Below are records. Count every line containing the word "CPRI" and give the number alone.

## Begin DATASET ENTRIES

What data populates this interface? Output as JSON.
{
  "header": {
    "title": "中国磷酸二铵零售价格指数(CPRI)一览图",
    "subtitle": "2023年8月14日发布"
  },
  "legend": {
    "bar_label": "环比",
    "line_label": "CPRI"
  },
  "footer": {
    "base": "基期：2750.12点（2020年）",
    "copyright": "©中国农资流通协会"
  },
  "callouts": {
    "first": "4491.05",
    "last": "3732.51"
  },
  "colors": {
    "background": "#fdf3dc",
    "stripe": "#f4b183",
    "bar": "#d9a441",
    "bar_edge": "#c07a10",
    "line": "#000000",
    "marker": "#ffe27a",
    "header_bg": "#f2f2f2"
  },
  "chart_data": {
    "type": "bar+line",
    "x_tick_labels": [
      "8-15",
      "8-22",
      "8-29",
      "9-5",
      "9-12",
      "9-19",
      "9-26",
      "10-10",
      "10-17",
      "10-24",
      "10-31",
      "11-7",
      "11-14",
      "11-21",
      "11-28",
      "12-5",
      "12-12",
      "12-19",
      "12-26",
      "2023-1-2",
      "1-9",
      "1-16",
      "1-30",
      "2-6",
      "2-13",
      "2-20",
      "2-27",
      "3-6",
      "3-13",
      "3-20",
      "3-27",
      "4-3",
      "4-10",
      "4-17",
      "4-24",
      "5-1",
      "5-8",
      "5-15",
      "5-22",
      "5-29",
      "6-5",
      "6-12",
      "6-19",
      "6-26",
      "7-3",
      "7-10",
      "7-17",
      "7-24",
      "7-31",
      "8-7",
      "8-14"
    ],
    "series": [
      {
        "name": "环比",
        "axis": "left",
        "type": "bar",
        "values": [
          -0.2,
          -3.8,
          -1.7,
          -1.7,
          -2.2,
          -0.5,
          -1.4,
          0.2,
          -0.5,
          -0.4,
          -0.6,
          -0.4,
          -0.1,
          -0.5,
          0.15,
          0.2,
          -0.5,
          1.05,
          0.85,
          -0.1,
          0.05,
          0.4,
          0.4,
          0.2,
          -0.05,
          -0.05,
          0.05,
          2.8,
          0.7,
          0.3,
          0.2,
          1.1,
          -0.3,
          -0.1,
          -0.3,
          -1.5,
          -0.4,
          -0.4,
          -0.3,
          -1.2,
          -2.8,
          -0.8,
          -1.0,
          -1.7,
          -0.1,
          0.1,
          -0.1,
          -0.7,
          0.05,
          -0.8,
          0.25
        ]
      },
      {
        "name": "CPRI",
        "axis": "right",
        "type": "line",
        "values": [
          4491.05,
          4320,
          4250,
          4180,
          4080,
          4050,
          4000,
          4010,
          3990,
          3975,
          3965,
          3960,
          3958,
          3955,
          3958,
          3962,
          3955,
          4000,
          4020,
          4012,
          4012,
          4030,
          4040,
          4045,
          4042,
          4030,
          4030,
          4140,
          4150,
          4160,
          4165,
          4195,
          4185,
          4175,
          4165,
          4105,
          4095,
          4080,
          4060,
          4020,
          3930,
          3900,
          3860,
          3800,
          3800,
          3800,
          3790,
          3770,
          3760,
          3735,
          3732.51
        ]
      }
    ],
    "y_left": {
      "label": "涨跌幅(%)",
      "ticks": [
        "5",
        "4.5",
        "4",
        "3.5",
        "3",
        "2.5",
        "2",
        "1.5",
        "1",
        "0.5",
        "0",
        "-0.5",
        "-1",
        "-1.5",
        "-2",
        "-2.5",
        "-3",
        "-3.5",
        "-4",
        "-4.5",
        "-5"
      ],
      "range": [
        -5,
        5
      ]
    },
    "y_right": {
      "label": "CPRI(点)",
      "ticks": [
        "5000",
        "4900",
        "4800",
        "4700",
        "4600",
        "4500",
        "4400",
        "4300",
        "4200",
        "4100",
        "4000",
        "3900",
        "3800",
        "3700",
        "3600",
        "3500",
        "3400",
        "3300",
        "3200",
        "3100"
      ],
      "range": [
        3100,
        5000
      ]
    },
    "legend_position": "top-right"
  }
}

## End DATASET ENTRIES

> [EXERCISE ANSWER]: 4